> **EXERCISE BRIEF**
Identify each line below that contains the word "ylabel", and copy it out.

Figure contents as structured data
□ □ □ □ □

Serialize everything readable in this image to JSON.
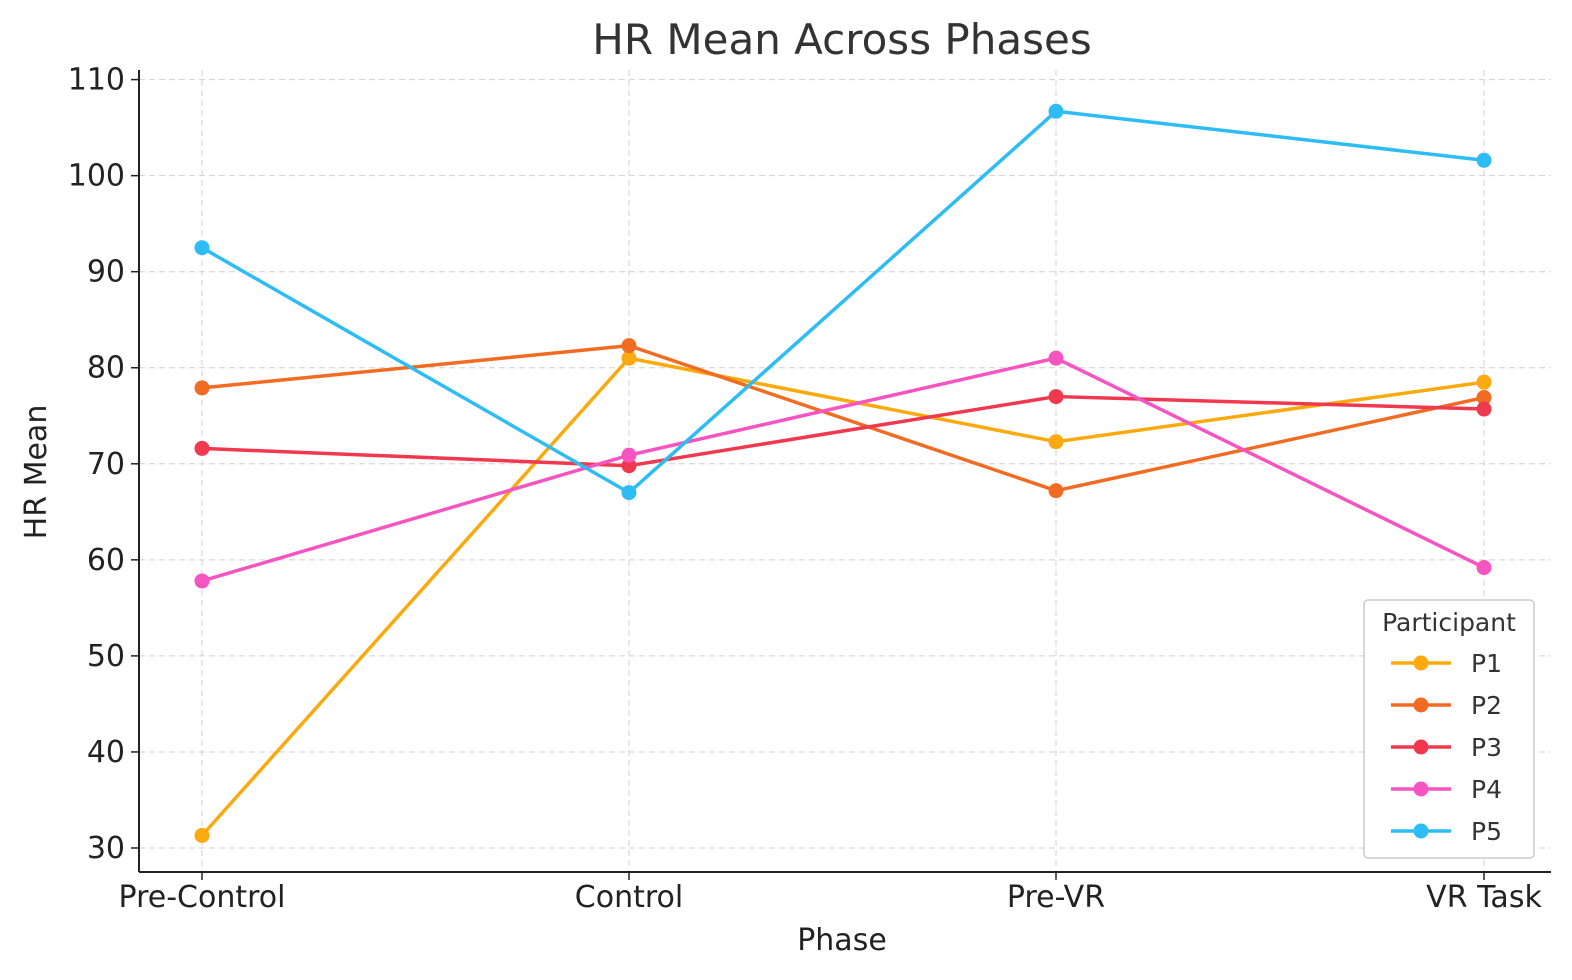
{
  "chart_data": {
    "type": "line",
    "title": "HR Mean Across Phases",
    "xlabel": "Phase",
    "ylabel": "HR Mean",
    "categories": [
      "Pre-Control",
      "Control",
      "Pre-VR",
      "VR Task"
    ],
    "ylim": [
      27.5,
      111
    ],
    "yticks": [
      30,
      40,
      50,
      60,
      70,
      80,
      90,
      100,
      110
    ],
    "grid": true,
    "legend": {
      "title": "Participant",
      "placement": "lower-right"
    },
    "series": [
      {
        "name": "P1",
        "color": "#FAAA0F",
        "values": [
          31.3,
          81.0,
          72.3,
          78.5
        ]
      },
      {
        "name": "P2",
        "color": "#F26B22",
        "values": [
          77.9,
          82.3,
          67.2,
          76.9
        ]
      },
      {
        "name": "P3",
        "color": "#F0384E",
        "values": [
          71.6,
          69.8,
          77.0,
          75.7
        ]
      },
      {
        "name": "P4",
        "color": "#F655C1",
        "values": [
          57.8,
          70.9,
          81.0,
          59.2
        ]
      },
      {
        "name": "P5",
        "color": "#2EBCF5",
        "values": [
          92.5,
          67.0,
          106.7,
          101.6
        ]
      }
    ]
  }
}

□ □ □ □ □

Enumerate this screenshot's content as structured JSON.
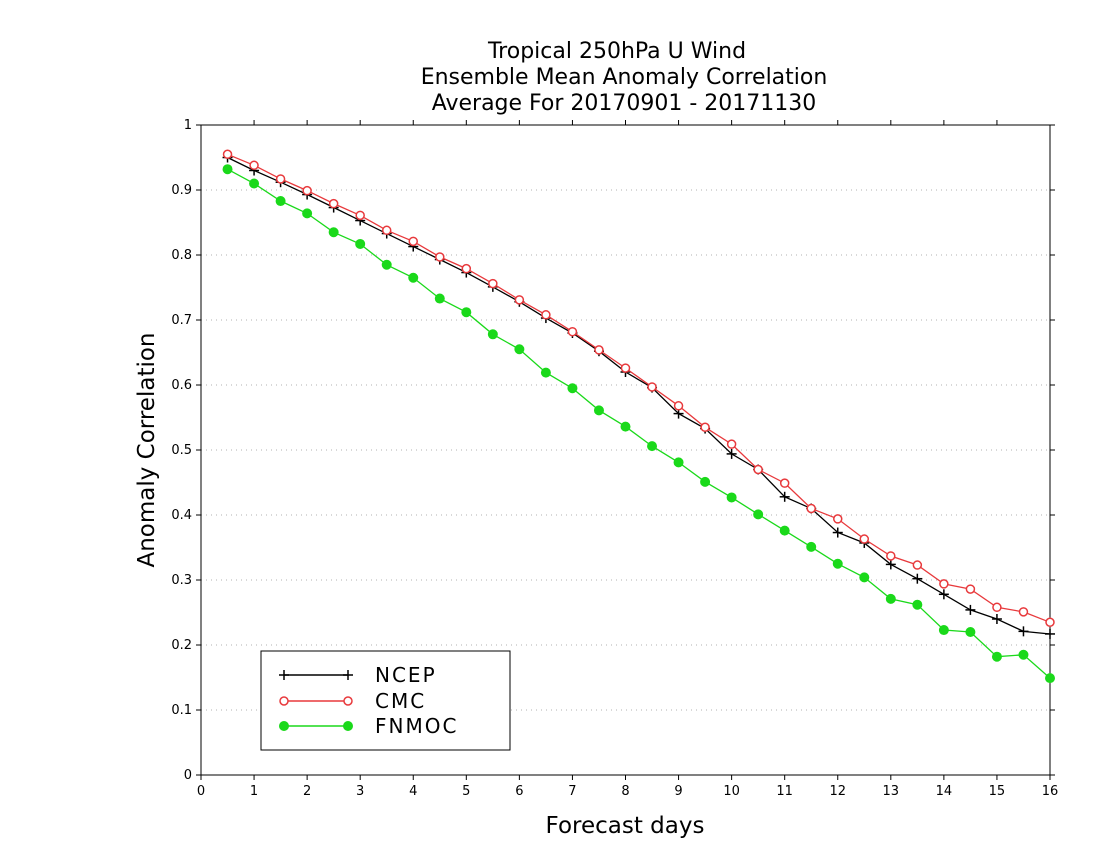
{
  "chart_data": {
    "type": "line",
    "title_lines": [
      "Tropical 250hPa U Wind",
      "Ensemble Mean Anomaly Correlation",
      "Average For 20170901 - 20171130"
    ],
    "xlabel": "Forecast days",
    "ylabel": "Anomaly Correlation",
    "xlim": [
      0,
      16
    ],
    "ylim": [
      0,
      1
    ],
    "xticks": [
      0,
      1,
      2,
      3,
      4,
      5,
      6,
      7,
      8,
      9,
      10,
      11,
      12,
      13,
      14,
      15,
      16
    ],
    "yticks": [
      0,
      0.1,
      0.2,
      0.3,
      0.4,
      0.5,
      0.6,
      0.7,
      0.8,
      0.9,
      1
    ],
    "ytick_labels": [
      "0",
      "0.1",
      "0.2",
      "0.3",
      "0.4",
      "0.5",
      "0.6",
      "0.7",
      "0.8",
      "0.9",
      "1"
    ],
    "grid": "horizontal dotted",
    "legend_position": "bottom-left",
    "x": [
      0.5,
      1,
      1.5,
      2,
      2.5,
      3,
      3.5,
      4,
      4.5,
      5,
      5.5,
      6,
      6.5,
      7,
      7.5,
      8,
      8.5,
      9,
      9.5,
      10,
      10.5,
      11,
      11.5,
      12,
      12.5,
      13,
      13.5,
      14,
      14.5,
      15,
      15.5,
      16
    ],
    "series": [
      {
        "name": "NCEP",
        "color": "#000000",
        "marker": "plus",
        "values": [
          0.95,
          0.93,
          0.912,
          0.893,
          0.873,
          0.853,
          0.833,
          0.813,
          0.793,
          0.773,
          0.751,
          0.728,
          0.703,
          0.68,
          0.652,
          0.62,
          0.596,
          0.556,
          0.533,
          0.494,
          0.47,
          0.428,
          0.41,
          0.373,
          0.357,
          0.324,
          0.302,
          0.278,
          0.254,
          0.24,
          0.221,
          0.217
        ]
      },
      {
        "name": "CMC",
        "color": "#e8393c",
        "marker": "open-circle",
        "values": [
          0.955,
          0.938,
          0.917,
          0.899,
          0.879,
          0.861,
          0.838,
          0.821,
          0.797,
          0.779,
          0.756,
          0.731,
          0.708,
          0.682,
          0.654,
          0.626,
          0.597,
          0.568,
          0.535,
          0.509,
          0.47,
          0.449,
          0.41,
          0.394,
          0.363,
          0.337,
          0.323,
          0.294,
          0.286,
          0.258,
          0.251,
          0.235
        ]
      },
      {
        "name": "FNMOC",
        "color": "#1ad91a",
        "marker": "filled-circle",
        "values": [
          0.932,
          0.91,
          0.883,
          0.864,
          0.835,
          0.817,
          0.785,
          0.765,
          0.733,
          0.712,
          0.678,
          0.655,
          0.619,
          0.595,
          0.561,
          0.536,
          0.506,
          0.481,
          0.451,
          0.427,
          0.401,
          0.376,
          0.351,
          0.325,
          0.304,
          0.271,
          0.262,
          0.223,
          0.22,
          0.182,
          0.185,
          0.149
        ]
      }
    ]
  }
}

□ □ □ □ □

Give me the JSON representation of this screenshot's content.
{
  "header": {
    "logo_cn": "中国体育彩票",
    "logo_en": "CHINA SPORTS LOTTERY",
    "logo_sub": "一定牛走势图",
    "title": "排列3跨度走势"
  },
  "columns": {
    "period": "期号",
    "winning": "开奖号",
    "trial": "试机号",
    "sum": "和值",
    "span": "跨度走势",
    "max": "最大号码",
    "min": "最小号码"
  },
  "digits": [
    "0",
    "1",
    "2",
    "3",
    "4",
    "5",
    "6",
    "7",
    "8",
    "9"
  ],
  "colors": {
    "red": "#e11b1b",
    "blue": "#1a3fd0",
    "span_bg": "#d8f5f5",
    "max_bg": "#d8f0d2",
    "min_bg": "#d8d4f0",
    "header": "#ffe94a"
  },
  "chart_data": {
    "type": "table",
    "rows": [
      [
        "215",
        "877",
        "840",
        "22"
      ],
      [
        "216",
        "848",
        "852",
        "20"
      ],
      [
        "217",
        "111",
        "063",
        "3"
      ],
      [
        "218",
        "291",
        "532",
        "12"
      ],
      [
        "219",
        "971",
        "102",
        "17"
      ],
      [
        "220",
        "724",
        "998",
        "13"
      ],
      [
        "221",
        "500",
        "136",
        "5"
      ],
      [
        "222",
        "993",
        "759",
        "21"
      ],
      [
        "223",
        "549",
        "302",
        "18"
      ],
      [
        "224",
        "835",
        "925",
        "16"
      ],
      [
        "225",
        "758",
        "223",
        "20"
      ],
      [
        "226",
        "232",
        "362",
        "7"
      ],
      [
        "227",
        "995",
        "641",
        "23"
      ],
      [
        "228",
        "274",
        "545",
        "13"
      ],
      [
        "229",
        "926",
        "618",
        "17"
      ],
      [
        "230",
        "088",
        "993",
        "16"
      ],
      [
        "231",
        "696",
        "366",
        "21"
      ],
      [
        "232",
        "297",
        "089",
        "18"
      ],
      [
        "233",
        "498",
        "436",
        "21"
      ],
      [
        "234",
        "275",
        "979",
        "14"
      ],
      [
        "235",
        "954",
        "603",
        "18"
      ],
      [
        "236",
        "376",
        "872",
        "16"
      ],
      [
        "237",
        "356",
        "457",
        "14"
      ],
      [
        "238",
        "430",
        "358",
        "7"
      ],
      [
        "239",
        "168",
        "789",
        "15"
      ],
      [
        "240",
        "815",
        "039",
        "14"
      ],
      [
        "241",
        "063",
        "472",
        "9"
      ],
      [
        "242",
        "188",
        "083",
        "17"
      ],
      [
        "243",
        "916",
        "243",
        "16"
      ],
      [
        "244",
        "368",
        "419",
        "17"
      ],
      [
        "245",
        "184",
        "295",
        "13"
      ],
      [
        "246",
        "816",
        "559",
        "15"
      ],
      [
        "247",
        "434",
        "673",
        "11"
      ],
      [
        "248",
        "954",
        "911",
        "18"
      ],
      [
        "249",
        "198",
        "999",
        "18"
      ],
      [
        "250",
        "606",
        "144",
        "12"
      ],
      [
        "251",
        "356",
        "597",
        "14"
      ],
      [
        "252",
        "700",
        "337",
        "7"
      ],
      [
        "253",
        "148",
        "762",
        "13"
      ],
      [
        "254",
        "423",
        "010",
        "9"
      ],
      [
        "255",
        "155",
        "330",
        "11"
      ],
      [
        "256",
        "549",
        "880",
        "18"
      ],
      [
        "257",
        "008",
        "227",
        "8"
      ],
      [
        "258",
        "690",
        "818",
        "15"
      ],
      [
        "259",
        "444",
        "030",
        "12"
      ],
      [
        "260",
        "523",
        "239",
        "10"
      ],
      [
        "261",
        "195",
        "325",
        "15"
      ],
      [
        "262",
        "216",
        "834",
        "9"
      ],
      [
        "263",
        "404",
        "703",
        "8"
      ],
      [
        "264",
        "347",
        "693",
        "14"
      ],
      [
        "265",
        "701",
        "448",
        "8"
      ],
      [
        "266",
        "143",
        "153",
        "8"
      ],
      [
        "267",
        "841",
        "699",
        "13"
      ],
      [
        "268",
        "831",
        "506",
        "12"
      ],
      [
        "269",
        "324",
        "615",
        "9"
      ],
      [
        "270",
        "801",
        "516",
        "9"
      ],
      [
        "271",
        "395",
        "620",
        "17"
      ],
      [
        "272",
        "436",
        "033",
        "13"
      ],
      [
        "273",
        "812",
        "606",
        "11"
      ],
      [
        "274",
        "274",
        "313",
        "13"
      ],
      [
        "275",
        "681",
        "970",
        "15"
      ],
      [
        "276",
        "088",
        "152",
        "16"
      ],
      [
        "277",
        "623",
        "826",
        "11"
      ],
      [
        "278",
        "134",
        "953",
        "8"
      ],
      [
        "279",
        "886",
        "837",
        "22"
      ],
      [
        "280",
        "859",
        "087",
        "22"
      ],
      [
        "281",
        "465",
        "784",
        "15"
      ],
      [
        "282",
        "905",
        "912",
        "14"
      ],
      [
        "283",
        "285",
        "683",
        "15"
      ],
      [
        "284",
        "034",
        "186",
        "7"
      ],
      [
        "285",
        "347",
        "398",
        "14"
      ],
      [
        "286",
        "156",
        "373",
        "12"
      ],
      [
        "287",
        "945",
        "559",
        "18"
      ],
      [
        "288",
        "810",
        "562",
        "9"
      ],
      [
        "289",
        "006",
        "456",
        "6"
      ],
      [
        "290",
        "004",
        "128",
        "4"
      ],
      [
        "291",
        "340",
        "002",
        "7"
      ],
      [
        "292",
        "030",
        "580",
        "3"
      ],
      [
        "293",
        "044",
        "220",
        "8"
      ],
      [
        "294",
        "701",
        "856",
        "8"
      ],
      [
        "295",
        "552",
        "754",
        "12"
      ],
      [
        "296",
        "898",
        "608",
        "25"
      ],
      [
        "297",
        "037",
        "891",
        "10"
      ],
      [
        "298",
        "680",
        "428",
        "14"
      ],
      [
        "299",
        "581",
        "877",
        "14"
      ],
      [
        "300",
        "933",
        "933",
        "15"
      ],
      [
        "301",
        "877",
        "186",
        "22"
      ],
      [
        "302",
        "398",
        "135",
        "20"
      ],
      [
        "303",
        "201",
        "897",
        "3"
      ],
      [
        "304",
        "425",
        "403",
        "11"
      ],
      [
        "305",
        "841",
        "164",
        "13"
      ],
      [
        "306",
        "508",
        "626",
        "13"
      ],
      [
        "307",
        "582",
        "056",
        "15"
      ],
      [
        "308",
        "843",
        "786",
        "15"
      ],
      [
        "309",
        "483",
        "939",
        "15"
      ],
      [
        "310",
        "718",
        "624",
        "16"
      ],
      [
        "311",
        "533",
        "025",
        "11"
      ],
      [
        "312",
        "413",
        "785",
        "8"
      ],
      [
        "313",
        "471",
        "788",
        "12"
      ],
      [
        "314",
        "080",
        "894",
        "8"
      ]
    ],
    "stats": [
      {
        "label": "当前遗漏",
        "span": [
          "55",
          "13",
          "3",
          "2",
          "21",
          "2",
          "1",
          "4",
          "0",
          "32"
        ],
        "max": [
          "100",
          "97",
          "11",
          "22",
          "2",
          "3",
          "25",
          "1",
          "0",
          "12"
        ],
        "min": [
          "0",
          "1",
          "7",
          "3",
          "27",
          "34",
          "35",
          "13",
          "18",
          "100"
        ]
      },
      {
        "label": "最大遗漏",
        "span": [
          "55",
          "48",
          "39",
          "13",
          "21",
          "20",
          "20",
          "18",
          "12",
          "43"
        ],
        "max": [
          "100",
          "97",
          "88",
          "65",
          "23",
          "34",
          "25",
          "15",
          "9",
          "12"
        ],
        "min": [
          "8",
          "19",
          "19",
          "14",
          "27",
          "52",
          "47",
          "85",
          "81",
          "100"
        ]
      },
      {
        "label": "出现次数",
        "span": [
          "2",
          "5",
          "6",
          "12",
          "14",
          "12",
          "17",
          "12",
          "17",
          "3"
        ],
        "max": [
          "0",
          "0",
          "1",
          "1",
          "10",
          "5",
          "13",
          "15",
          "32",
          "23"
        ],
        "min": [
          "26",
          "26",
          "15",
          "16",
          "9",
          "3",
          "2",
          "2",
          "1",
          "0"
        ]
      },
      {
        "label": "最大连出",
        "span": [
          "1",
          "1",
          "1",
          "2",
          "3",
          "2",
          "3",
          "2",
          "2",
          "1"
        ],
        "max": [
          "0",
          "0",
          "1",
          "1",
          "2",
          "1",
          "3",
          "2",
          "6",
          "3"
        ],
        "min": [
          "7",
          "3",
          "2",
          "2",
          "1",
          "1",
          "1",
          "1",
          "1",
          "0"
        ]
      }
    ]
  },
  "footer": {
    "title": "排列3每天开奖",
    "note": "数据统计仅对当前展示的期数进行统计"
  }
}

□ □ □ □ □

> **CORRECT ANSWER**
    "ylabel": "HR Mean",
    "ylabel": "Anomaly Correlation",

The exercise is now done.